--- START ---
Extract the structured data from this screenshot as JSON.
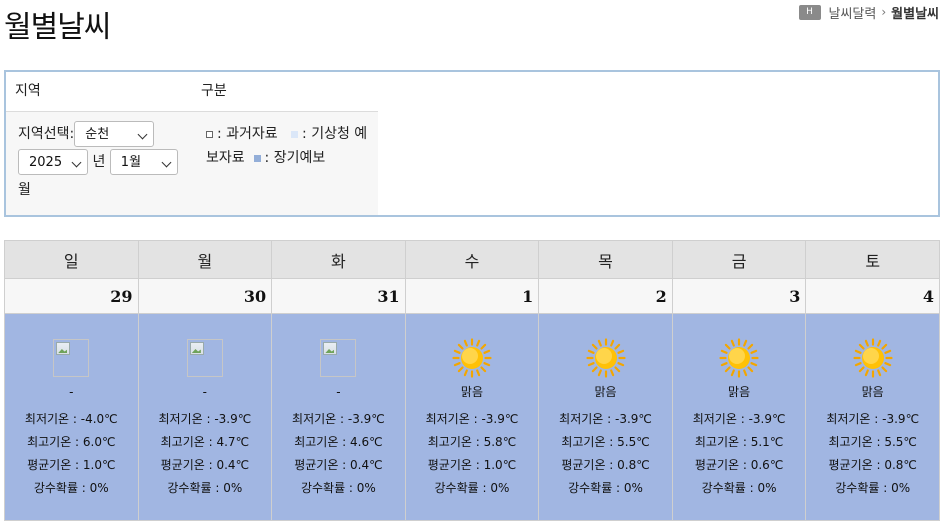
{
  "page": {
    "title": "월별날씨"
  },
  "breadcrumb": {
    "home_icon": "home-icon",
    "home_label": "H",
    "parent": "날씨달력",
    "current": "월별날씨"
  },
  "filter": {
    "region_header": "지역",
    "category_header": "구분",
    "region_label": "지역선택:",
    "region_value": "순천",
    "year_value": "2025",
    "year_suffix": "년",
    "month_value": "1월",
    "month_suffix": "월",
    "legend": {
      "past": ": 과거자료",
      "short_term": ": 기상청 예보자료",
      "long_term": ": 장기예보"
    },
    "colors": {
      "frame": "#a9c4de",
      "short_term": "#dbe7f8",
      "long_term": "#93aed8"
    }
  },
  "calendar": {
    "weekdays": [
      "일",
      "월",
      "화",
      "수",
      "목",
      "금",
      "토"
    ],
    "labels": {
      "min": "최저기온 : ",
      "max": "최고기온 : ",
      "avg": "평균기온 : ",
      "rain": "강수확률 : "
    },
    "days": [
      {
        "date": "29",
        "icon": "broken-image-icon",
        "condition": "-",
        "min": "-4.0℃",
        "max": "6.0℃",
        "avg": "1.0℃",
        "rain": "0%"
      },
      {
        "date": "30",
        "icon": "broken-image-icon",
        "condition": "-",
        "min": "-3.9℃",
        "max": "4.7℃",
        "avg": "0.4℃",
        "rain": "0%"
      },
      {
        "date": "31",
        "icon": "broken-image-icon",
        "condition": "-",
        "min": "-3.9℃",
        "max": "4.6℃",
        "avg": "0.4℃",
        "rain": "0%"
      },
      {
        "date": "1",
        "icon": "sun-icon",
        "condition": "맑음",
        "min": "-3.9℃",
        "max": "5.8℃",
        "avg": "1.0℃",
        "rain": "0%"
      },
      {
        "date": "2",
        "icon": "sun-icon",
        "condition": "맑음",
        "min": "-3.9℃",
        "max": "5.5℃",
        "avg": "0.8℃",
        "rain": "0%"
      },
      {
        "date": "3",
        "icon": "sun-icon",
        "condition": "맑음",
        "min": "-3.9℃",
        "max": "5.1℃",
        "avg": "0.6℃",
        "rain": "0%"
      },
      {
        "date": "4",
        "icon": "sun-icon",
        "condition": "맑음",
        "min": "-3.9℃",
        "max": "5.5℃",
        "avg": "0.8℃",
        "rain": "0%"
      }
    ],
    "colors": {
      "sunday": "#e60000",
      "saturday": "#0000cc",
      "cell_bg": "#a1b6e2"
    }
  }
}
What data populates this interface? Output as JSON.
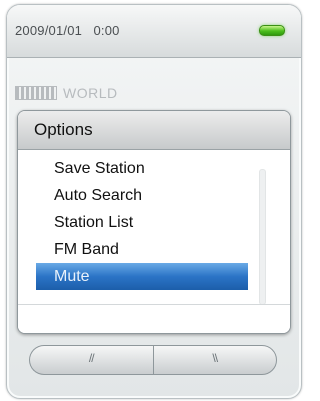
{
  "status_bar": {
    "datetime": "2009/01/01   0:00",
    "battery_color": "#4cbe1c"
  },
  "station": {
    "name": "WORLD"
  },
  "dialog": {
    "title": "Options",
    "items": [
      {
        "label": "Save Station",
        "selected": false
      },
      {
        "label": "Auto Search",
        "selected": false
      },
      {
        "label": "Station List",
        "selected": false
      },
      {
        "label": "FM Band",
        "selected": false
      },
      {
        "label": "Mute",
        "selected": true
      }
    ],
    "selection_color": "#2b74c6"
  },
  "softkeys": {
    "left_glyph": "//",
    "right_glyph": "\\\\"
  }
}
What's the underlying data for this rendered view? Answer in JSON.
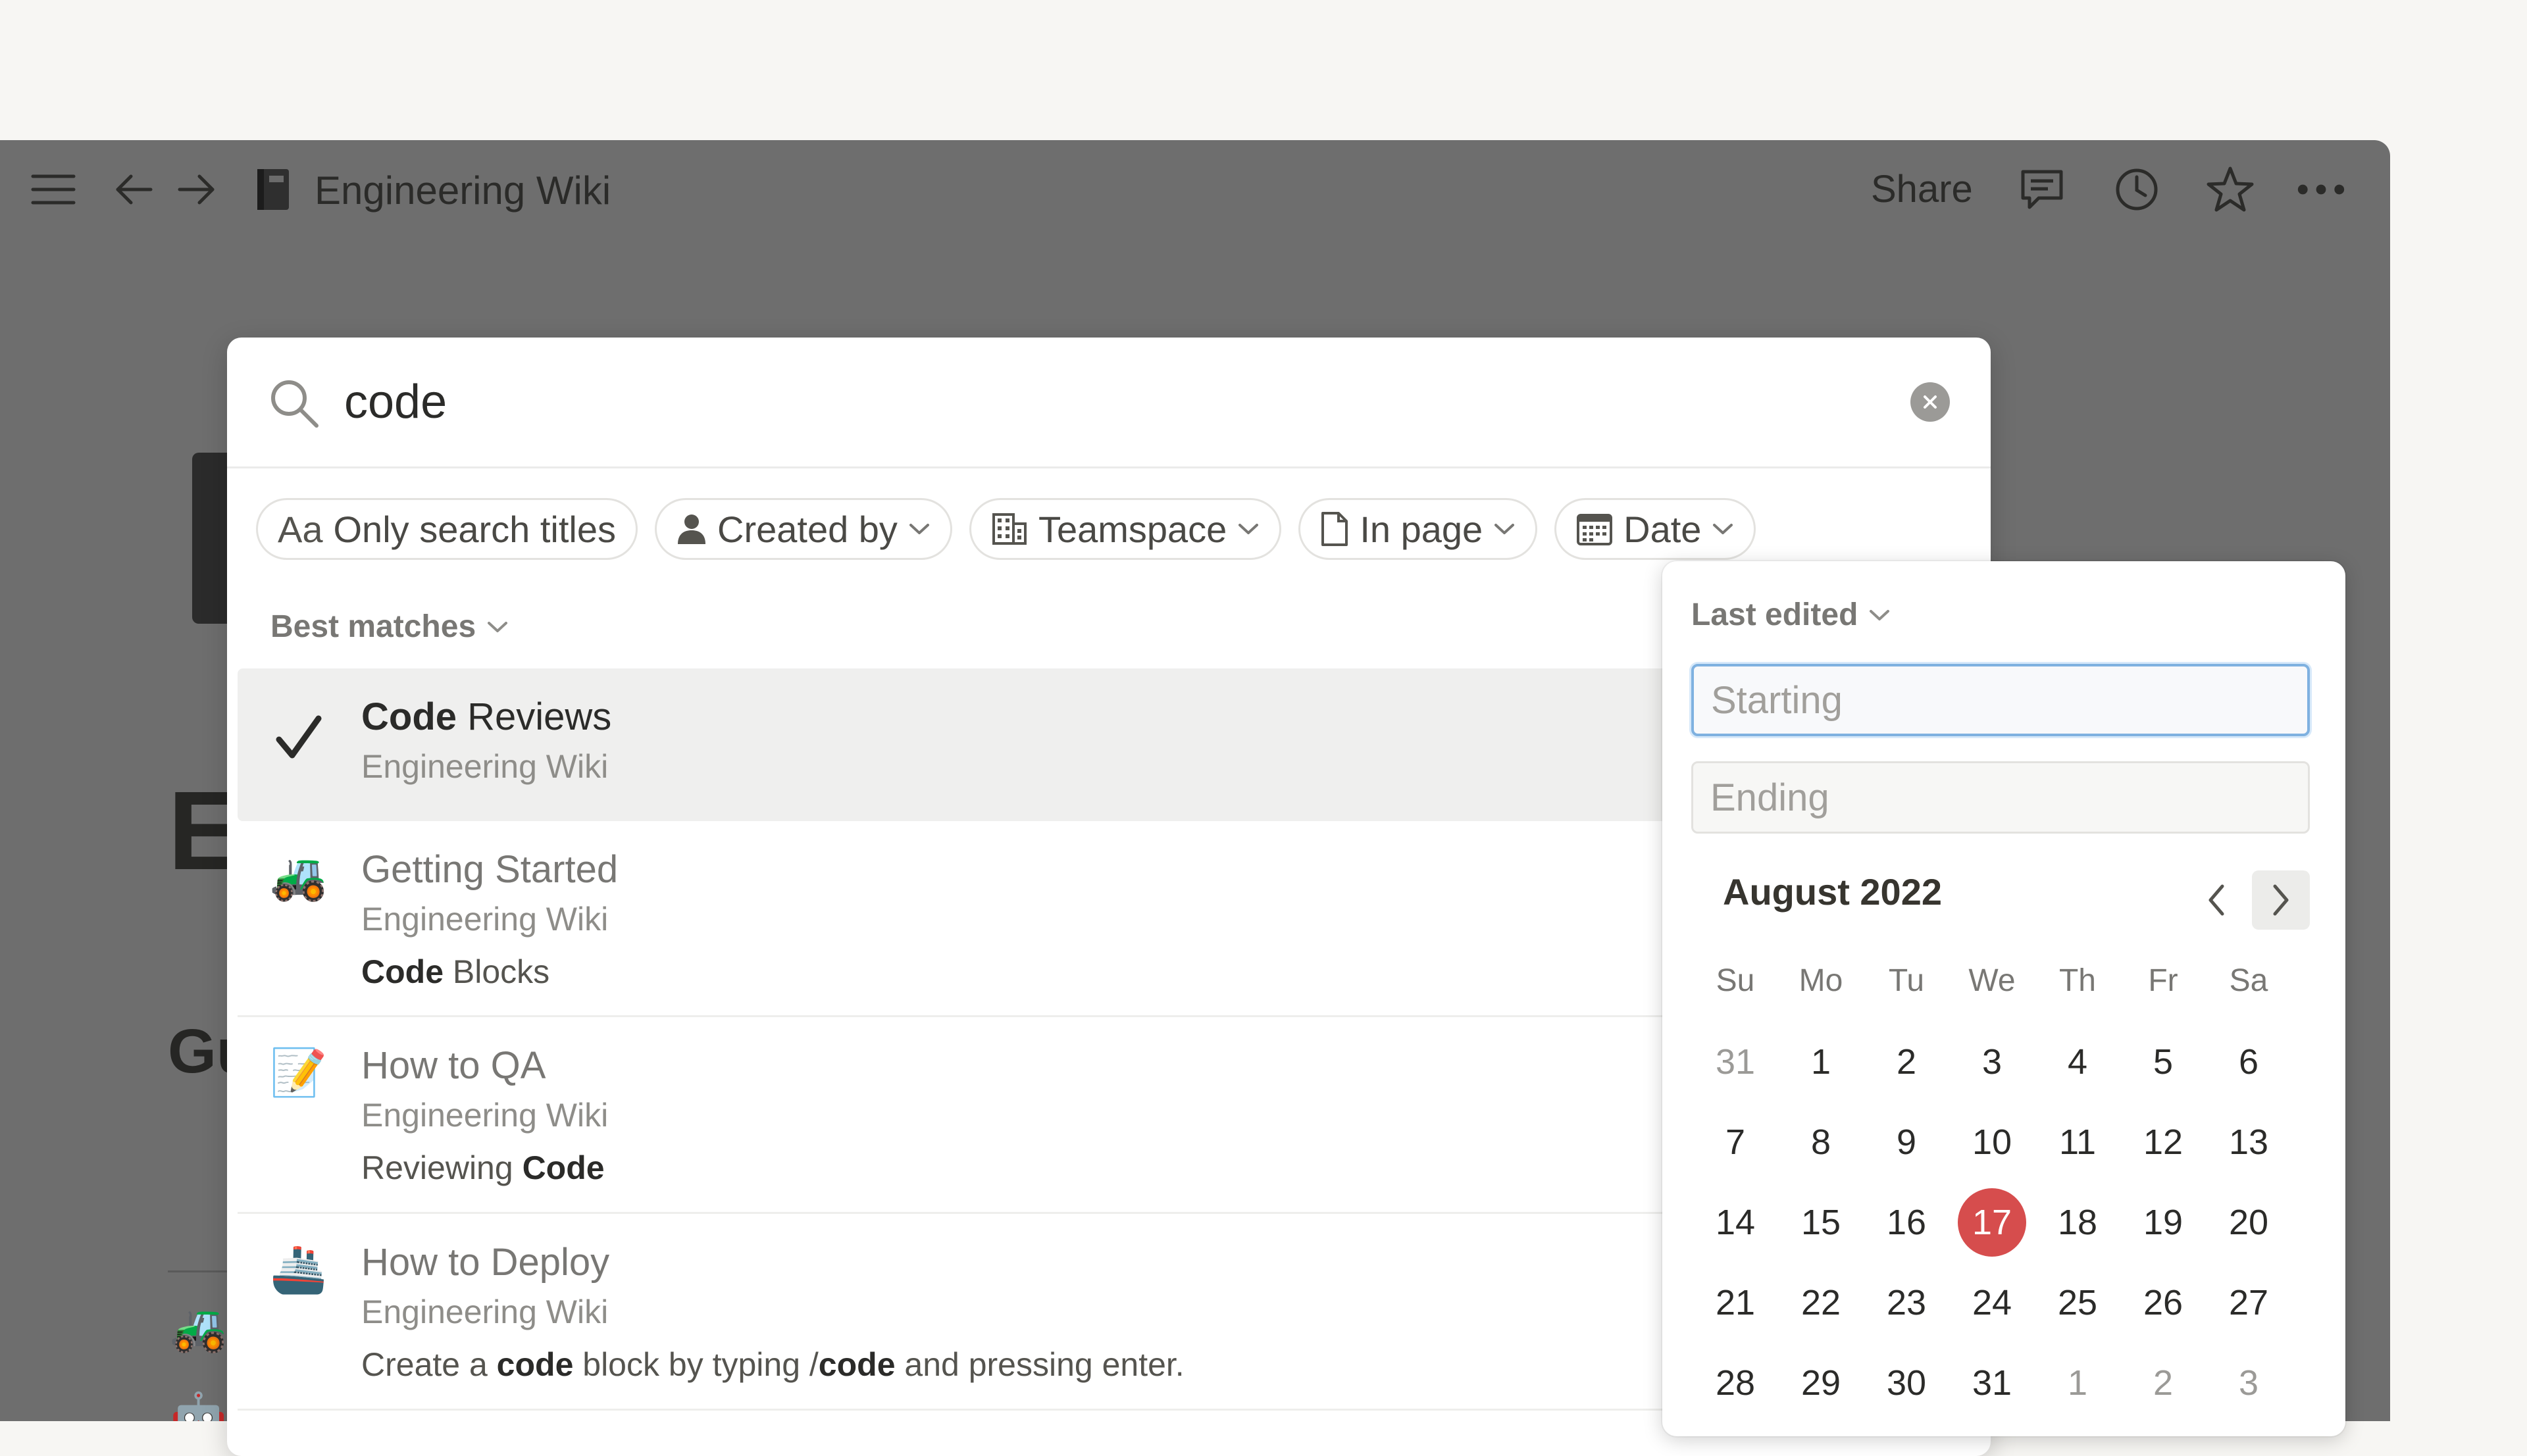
{
  "topbar": {
    "title": "Engineering Wiki",
    "share_label": "Share",
    "icons": [
      "menu-icon",
      "back-arrow-icon",
      "forward-arrow-icon",
      "book-icon",
      "comment-icon",
      "clock-icon",
      "star-icon",
      "more-icon"
    ]
  },
  "background_page": {
    "icons": [
      "tractor-icon",
      "robot-icon",
      "refresh-icon"
    ]
  },
  "search": {
    "query": "code",
    "placeholder": ""
  },
  "filters": [
    {
      "prefix": "Aa",
      "label": "Only search titles",
      "icon": "aa-icon"
    },
    {
      "label": "Created by",
      "icon": "person-icon"
    },
    {
      "label": "Teamspace",
      "icon": "building-icon"
    },
    {
      "label": "In page",
      "icon": "page-icon"
    },
    {
      "label": "Date",
      "icon": "calendar-icon"
    }
  ],
  "results_section": {
    "label": "Best matches"
  },
  "results": [
    {
      "icon": "checkmark-icon",
      "title_match": "Code",
      "title_rest": " Reviews",
      "path": "Engineering Wiki",
      "snippet_before": "",
      "snippet_match": "",
      "snippet_after": ""
    },
    {
      "icon": "tractor-icon",
      "title": "Getting Started",
      "path": "Engineering Wiki",
      "snippet_before": "",
      "snippet_match": "Code",
      "snippet_after": " Blocks"
    },
    {
      "icon": "memo-icon",
      "title": "How to QA",
      "path": "Engineering Wiki",
      "snippet_before": "Reviewing ",
      "snippet_match": "Code",
      "snippet_after": ""
    },
    {
      "icon": "ship-icon",
      "title": "How to Deploy",
      "path": "Engineering Wiki",
      "snippet_1": "Create a ",
      "snippet_m1": "code",
      "snippet_2": " block by typing /",
      "snippet_m2": "code",
      "snippet_3": " and pressing enter."
    }
  ],
  "date_filter": {
    "mode_label": "Last edited",
    "starting_placeholder": "Starting",
    "ending_placeholder": "Ending",
    "month_label": "August 2022",
    "weekdays": [
      "Su",
      "Mo",
      "Tu",
      "We",
      "Th",
      "Fr",
      "Sa"
    ],
    "days": [
      {
        "d": "31",
        "muted": true
      },
      {
        "d": "1"
      },
      {
        "d": "2"
      },
      {
        "d": "3"
      },
      {
        "d": "4"
      },
      {
        "d": "5"
      },
      {
        "d": "6"
      },
      {
        "d": "7"
      },
      {
        "d": "8"
      },
      {
        "d": "9"
      },
      {
        "d": "10"
      },
      {
        "d": "11"
      },
      {
        "d": "12"
      },
      {
        "d": "13"
      },
      {
        "d": "14"
      },
      {
        "d": "15"
      },
      {
        "d": "16"
      },
      {
        "d": "17",
        "today": true
      },
      {
        "d": "18"
      },
      {
        "d": "19"
      },
      {
        "d": "20"
      },
      {
        "d": "21"
      },
      {
        "d": "22"
      },
      {
        "d": "23"
      },
      {
        "d": "24"
      },
      {
        "d": "25"
      },
      {
        "d": "26"
      },
      {
        "d": "27"
      },
      {
        "d": "28"
      },
      {
        "d": "29"
      },
      {
        "d": "30"
      },
      {
        "d": "31"
      },
      {
        "d": "1",
        "muted": true
      },
      {
        "d": "2",
        "muted": true
      },
      {
        "d": "3",
        "muted": true
      }
    ],
    "today_color": "#d64d4d"
  }
}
--- END ---
▶ **What is being asked**
Repeat the listing verbatim. Skip the pictures.

▶ **Task answer**
Extract the structured data from this screenshot as JSON.
{
  "page": {
    "title": "월별날씨"
  },
  "breadcrumb": {
    "home_icon": "home-icon",
    "home_label": "H",
    "parent": "날씨달력",
    "current": "월별날씨"
  },
  "filter": {
    "region_header": "지역",
    "category_header": "구분",
    "region_label": "지역선택:",
    "region_value": "순천",
    "year_value": "2025",
    "year_suffix": "년",
    "month_value": "1월",
    "month_suffix": "월",
    "legend": {
      "past": ": 과거자료",
      "short_term": ": 기상청 예보자료",
      "long_term": ": 장기예보"
    },
    "colors": {
      "frame": "#a9c4de",
      "short_term": "#dbe7f8",
      "long_term": "#93aed8"
    }
  },
  "calendar": {
    "weekdays": [
      "일",
      "월",
      "화",
      "수",
      "목",
      "금",
      "토"
    ],
    "labels": {
      "min": "최저기온 : ",
      "max": "최고기온 : ",
      "avg": "평균기온 : ",
      "rain": "강수확률 : "
    },
    "days": [
      {
        "date": "29",
        "icon": "broken-image-icon",
        "condition": "-",
        "min": "-4.0℃",
        "max": "6.0℃",
        "avg": "1.0℃",
        "rain": "0%"
      },
      {
        "date": "30",
        "icon": "broken-image-icon",
        "condition": "-",
        "min": "-3.9℃",
        "max": "4.7℃",
        "avg": "0.4℃",
        "rain": "0%"
      },
      {
        "date": "31",
        "icon": "broken-image-icon",
        "condition": "-",
        "min": "-3.9℃",
        "max": "4.6℃",
        "avg": "0.4℃",
        "rain": "0%"
      },
      {
        "date": "1",
        "icon": "sun-icon",
        "condition": "맑음",
        "min": "-3.9℃",
        "max": "5.8℃",
        "avg": "1.0℃",
        "rain": "0%"
      },
      {
        "date": "2",
        "icon": "sun-icon",
        "condition": "맑음",
        "min": "-3.9℃",
        "max": "5.5℃",
        "avg": "0.8℃",
        "rain": "0%"
      },
      {
        "date": "3",
        "icon": "sun-icon",
        "condition": "맑음",
        "min": "-3.9℃",
        "max": "5.1℃",
        "avg": "0.6℃",
        "rain": "0%"
      },
      {
        "date": "4",
        "icon": "sun-icon",
        "condition": "맑음",
        "min": "-3.9℃",
        "max": "5.5℃",
        "avg": "0.8℃",
        "rain": "0%"
      }
    ],
    "colors": {
      "sunday": "#e60000",
      "saturday": "#0000cc",
      "cell_bg": "#a1b6e2"
    }
  }
}
What data populates this interface? Output as JSON.
{
  "status_bar": {
    "datetime": "2009/01/01   0:00",
    "battery_color": "#4cbe1c"
  },
  "station": {
    "name": "WORLD"
  },
  "dialog": {
    "title": "Options",
    "items": [
      {
        "label": "Save Station",
        "selected": false
      },
      {
        "label": "Auto Search",
        "selected": false
      },
      {
        "label": "Station List",
        "selected": false
      },
      {
        "label": "FM Band",
        "selected": false
      },
      {
        "label": "Mute",
        "selected": true
      }
    ],
    "selection_color": "#2b74c6"
  },
  "softkeys": {
    "left_glyph": "//",
    "right_glyph": "\\\\"
  }
}
What's the underlying data for this rendered view? Answer in JSON.
{
  "topbar": {
    "title": "Engineering Wiki",
    "share_label": "Share",
    "icons": [
      "menu-icon",
      "back-arrow-icon",
      "forward-arrow-icon",
      "book-icon",
      "comment-icon",
      "clock-icon",
      "star-icon",
      "more-icon"
    ]
  },
  "background_page": {
    "icons": [
      "tractor-icon",
      "robot-icon",
      "refresh-icon"
    ]
  },
  "search": {
    "query": "code",
    "placeholder": ""
  },
  "filters": [
    {
      "prefix": "Aa",
      "label": "Only search titles",
      "icon": "aa-icon"
    },
    {
      "label": "Created by",
      "icon": "person-icon"
    },
    {
      "label": "Teamspace",
      "icon": "building-icon"
    },
    {
      "label": "In page",
      "icon": "page-icon"
    },
    {
      "label": "Date",
      "icon": "calendar-icon"
    }
  ],
  "results_section": {
    "label": "Best matches"
  },
  "results": [
    {
      "icon": "checkmark-icon",
      "title_match": "Code",
      "title_rest": " Reviews",
      "path": "Engineering Wiki",
      "snippet_before": "",
      "snippet_match": "",
      "snippet_after": ""
    },
    {
      "icon": "tractor-icon",
      "title": "Getting Started",
      "path": "Engineering Wiki",
      "snippet_before": "",
      "snippet_match": "Code",
      "snippet_after": " Blocks"
    },
    {
      "icon": "memo-icon",
      "title": "How to QA",
      "path": "Engineering Wiki",
      "snippet_before": "Reviewing ",
      "snippet_match": "Code",
      "snippet_after": ""
    },
    {
      "icon": "ship-icon",
      "title": "How to Deploy",
      "path": "Engineering Wiki",
      "snippet_1": "Create a ",
      "snippet_m1": "code",
      "snippet_2": " block by typing /",
      "snippet_m2": "code",
      "snippet_3": " and pressing enter."
    }
  ],
  "date_filter": {
    "mode_label": "Last edited",
    "starting_placeholder": "Starting",
    "ending_placeholder": "Ending",
    "month_label": "August 2022",
    "weekdays": [
      "Su",
      "Mo",
      "Tu",
      "We",
      "Th",
      "Fr",
      "Sa"
    ],
    "days": [
      {
        "d": "31",
        "muted": true
      },
      {
        "d": "1"
      },
      {
        "d": "2"
      },
      {
        "d": "3"
      },
      {
        "d": "4"
      },
      {
        "d": "5"
      },
      {
        "d": "6"
      },
      {
        "d": "7"
      },
      {
        "d": "8"
      },
      {
        "d": "9"
      },
      {
        "d": "10"
      },
      {
        "d": "11"
      },
      {
        "d": "12"
      },
      {
        "d": "13"
      },
      {
        "d": "14"
      },
      {
        "d": "15"
      },
      {
        "d": "16"
      },
      {
        "d": "17",
        "today": true
      },
      {
        "d": "18"
      },
      {
        "d": "19"
      },
      {
        "d": "20"
      },
      {
        "d": "21"
      },
      {
        "d": "22"
      },
      {
        "d": "23"
      },
      {
        "d": "24"
      },
      {
        "d": "25"
      },
      {
        "d": "26"
      },
      {
        "d": "27"
      },
      {
        "d": "28"
      },
      {
        "d": "29"
      },
      {
        "d": "30"
      },
      {
        "d": "31"
      },
      {
        "d": "1",
        "muted": true
      },
      {
        "d": "2",
        "muted": true
      },
      {
        "d": "3",
        "muted": true
      }
    ],
    "today_color": "#d64d4d"
  }
}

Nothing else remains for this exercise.